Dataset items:
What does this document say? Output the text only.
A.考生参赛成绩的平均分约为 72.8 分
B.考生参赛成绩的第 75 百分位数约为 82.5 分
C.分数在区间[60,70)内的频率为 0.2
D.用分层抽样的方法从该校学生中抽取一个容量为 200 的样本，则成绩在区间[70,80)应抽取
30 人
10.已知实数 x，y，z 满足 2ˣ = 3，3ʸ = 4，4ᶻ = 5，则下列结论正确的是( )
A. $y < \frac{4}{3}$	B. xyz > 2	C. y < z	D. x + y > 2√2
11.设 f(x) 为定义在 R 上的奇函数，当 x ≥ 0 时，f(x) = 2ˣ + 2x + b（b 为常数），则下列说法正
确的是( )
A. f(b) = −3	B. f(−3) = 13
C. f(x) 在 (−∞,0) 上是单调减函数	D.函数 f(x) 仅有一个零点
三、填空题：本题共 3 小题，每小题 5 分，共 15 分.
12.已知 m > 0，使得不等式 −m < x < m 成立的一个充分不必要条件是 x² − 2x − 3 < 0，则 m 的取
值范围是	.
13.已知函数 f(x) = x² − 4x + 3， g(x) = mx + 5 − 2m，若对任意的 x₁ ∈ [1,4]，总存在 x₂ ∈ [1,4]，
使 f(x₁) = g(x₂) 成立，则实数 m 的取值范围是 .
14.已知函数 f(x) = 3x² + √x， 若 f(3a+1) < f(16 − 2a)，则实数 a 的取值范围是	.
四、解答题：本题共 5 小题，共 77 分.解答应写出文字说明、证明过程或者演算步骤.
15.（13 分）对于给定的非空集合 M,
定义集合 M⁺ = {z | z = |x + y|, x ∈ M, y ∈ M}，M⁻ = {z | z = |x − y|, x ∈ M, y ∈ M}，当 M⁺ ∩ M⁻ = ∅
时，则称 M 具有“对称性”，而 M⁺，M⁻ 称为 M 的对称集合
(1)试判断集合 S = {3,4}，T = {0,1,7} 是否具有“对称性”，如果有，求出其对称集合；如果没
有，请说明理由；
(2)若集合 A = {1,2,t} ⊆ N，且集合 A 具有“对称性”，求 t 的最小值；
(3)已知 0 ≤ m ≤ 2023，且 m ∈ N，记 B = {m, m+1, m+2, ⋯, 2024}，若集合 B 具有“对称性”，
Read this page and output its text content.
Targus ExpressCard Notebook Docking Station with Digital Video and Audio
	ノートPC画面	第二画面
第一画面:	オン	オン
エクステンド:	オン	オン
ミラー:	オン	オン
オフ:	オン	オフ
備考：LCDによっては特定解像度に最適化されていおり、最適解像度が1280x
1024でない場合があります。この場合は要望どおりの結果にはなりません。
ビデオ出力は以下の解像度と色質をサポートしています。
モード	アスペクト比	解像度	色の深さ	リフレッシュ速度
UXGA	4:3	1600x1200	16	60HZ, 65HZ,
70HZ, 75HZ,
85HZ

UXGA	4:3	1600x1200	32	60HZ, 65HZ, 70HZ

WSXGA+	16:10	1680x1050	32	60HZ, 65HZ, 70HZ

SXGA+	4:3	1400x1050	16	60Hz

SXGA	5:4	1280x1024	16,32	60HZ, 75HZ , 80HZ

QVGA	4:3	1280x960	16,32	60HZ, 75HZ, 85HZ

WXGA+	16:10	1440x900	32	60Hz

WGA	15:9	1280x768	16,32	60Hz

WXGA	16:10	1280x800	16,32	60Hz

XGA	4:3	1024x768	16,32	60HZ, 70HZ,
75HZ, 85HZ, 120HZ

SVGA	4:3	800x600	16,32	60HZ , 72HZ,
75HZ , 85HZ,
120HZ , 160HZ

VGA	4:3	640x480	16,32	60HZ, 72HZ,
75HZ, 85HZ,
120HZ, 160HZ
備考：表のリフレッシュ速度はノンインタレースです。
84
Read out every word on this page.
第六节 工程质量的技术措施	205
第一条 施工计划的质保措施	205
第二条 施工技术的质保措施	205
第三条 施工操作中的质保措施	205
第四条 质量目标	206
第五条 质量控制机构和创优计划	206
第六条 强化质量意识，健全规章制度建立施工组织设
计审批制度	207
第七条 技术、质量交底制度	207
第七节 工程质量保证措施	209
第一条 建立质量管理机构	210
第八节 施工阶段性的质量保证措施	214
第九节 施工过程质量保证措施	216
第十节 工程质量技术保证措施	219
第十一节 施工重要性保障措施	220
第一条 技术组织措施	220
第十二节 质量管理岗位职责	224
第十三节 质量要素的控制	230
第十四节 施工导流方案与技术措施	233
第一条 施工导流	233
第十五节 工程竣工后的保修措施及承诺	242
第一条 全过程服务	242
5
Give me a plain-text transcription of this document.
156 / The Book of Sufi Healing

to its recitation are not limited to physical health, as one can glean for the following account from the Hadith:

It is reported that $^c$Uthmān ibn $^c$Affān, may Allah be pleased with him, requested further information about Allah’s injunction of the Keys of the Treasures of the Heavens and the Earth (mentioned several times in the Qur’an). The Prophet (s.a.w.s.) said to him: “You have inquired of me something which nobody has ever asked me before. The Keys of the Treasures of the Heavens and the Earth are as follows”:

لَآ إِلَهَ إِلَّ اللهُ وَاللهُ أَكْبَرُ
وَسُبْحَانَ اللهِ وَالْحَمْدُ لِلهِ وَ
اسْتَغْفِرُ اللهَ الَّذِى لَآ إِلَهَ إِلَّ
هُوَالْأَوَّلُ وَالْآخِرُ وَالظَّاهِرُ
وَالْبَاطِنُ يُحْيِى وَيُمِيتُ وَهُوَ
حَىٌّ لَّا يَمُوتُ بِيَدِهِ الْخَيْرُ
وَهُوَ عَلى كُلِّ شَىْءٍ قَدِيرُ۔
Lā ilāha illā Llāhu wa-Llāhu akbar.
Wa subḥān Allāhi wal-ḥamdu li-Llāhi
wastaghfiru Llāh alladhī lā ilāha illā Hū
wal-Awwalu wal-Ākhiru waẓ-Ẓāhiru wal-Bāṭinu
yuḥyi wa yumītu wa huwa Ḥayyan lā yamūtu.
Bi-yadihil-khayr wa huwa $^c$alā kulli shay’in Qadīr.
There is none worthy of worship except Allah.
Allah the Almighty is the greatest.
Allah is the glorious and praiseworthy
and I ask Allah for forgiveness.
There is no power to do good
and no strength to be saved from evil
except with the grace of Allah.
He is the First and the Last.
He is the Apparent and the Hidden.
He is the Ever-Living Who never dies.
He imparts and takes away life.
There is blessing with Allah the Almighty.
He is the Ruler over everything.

■ What is being asked: Write every entry out again exactly.

■ Answer for the task:
What does this document say? Output the text only.
A.考生参赛成绩的平均分约为 72.8 分
B.考生参赛成绩的第 75 百分位数约为 82.5 分
C.分数在区间[60,70)内的频率为 0.2
D.用分层抽样的方法从该校学生中抽取一个容量为 200 的样本，则成绩在区间[70,80)应抽取
30 人
10.已知实数 x，y，z 满足 2ˣ = 3，3ʸ = 4，4ᶻ = 5，则下列结论正确的是( )
A. $y < \frac{4}{3}$	B. xyz > 2	C. y < z	D. x + y > 2√2
11.设 f(x) 为定义在 R 上的奇函数，当 x ≥ 0 时，f(x) = 2ˣ + 2x + b（b 为常数），则下列说法正
确的是( )
A. f(b) = −3	B. f(−3) = 13
C. f(x) 在 (−∞,0) 上是单调减函数	D.函数 f(x) 仅有一个零点
三、填空题：本题共 3 小题，每小题 5 分，共 15 分.
12.已知 m > 0，使得不等式 −m < x < m 成立的一个充分不必要条件是 x² − 2x − 3 < 0，则 m 的取
值范围是	.
13.已知函数 f(x) = x² − 4x + 3， g(x) = mx + 5 − 2m，若对任意的 x₁ ∈ [1,4]，总存在 x₂ ∈ [1,4]，
使 f(x₁) = g(x₂) 成立，则实数 m 的取值范围是 .
14.已知函数 f(x) = 3x² + √x， 若 f(3a+1) < f(16 − 2a)，则实数 a 的取值范围是	.
四、解答题：本题共 5 小题，共 77 分.解答应写出文字说明、证明过程或者演算步骤.
15.（13 分）对于给定的非空集合 M,
定义集合 M⁺ = {z | z = |x + y|, x ∈ M, y ∈ M}，M⁻ = {z | z = |x − y|, x ∈ M, y ∈ M}，当 M⁺ ∩ M⁻ = ∅
时，则称 M 具有“对称性”，而 M⁺，M⁻ 称为 M 的对称集合
(1)试判断集合 S = {3,4}，T = {0,1,7} 是否具有“对称性”，如果有，求出其对称集合；如果没
有，请说明理由；
(2)若集合 A = {1,2,t} ⊆ N，且集合 A 具有“对称性”，求 t 的最小值；
(3)已知 0 ≤ m ≤ 2023，且 m ∈ N，记 B = {m, m+1, m+2, ⋯, 2024}，若集合 B 具有“对称性”，
Read this page and output its text content.
Targus ExpressCard Notebook Docking Station with Digital Video and Audio
	ノートPC画面	第二画面
第一画面:	オン	オン
エクステンド:	オン	オン
ミラー:	オン	オン
オフ:	オン	オフ
備考：LCDによっては特定解像度に最適化されていおり、最適解像度が1280x
1024でない場合があります。この場合は要望どおりの結果にはなりません。
ビデオ出力は以下の解像度と色質をサポートしています。
モード	アスペクト比	解像度	色の深さ	リフレッシュ速度
UXGA	4:3	1600x1200	16	60HZ, 65HZ,
70HZ, 75HZ,
85HZ

UXGA	4:3	1600x1200	32	60HZ, 65HZ, 70HZ

WSXGA+	16:10	1680x1050	32	60HZ, 65HZ, 70HZ

SXGA+	4:3	1400x1050	16	60Hz

SXGA	5:4	1280x1024	16,32	60HZ, 75HZ , 80HZ

QVGA	4:3	1280x960	16,32	60HZ, 75HZ, 85HZ

WXGA+	16:10	1440x900	32	60Hz

WGA	15:9	1280x768	16,32	60Hz

WXGA	16:10	1280x800	16,32	60Hz

XGA	4:3	1024x768	16,32	60HZ, 70HZ,
75HZ, 85HZ, 120HZ

SVGA	4:3	800x600	16,32	60HZ , 72HZ,
75HZ , 85HZ,
120HZ , 160HZ

VGA	4:3	640x480	16,32	60HZ, 72HZ,
75HZ, 85HZ,
120HZ, 160HZ
備考：表のリフレッシュ速度はノンインタレースです。
84
Read out every word on this page.
第六节 工程质量的技术措施	205
第一条 施工计划的质保措施	205
第二条 施工技术的质保措施	205
第三条 施工操作中的质保措施	205
第四条 质量目标	206
第五条 质量控制机构和创优计划	206
第六条 强化质量意识，健全规章制度建立施工组织设
计审批制度	207
第七条 技术、质量交底制度	207
第七节 工程质量保证措施	209
第一条 建立质量管理机构	210
第八节 施工阶段性的质量保证措施	214
第九节 施工过程质量保证措施	216
第十节 工程质量技术保证措施	219
第十一节 施工重要性保障措施	220
第一条 技术组织措施	220
第十二节 质量管理岗位职责	224
第十三节 质量要素的控制	230
第十四节 施工导流方案与技术措施	233
第一条 施工导流	233
第十五节 工程竣工后的保修措施及承诺	242
第一条 全过程服务	242
5
Give me a plain-text transcription of this document.
156 / The Book of Sufi Healing

to its recitation are not limited to physical health, as one can glean for the following account from the Hadith:

It is reported that $^c$Uthmān ibn $^c$Affān, may Allah be pleased with him, requested further information about Allah’s injunction of the Keys of the Treasures of the Heavens and the Earth (mentioned several times in the Qur’an). The Prophet (s.a.w.s.) said to him: “You have inquired of me something which nobody has ever asked me before. The Keys of the Treasures of the Heavens and the Earth are as follows”:

لَآ إِلَهَ إِلَّ اللهُ وَاللهُ أَكْبَرُ
وَسُبْحَانَ اللهِ وَالْحَمْدُ لِلهِ وَ
اسْتَغْفِرُ اللهَ الَّذِى لَآ إِلَهَ إِلَّ
هُوَالْأَوَّلُ وَالْآخِرُ وَالظَّاهِرُ
وَالْبَاطِنُ يُحْيِى وَيُمِيتُ وَهُوَ
حَىٌّ لَّا يَمُوتُ بِيَدِهِ الْخَيْرُ
وَهُوَ عَلى كُلِّ شَىْءٍ قَدِيرُ۔
Lā ilāha illā Llāhu wa-Llāhu akbar.
Wa subḥān Allāhi wal-ḥamdu li-Llāhi
wastaghfiru Llāh alladhī lā ilāha illā Hū
wal-Awwalu wal-Ākhiru waẓ-Ẓāhiru wal-Bāṭinu
yuḥyi wa yumītu wa huwa Ḥayyan lā yamūtu.
Bi-yadihil-khayr wa huwa $^c$alā kulli shay’in Qadīr.
There is none worthy of worship except Allah.
Allah the Almighty is the greatest.
Allah is the glorious and praiseworthy
and I ask Allah for forgiveness.
There is no power to do good
and no strength to be saved from evil
except with the grace of Allah.
He is the First and the Last.
He is the Apparent and the Hidden.
He is the Ever-Living Who never dies.
He imparts and takes away life.
There is blessing with Allah the Almighty.
He is the Ruler over everything.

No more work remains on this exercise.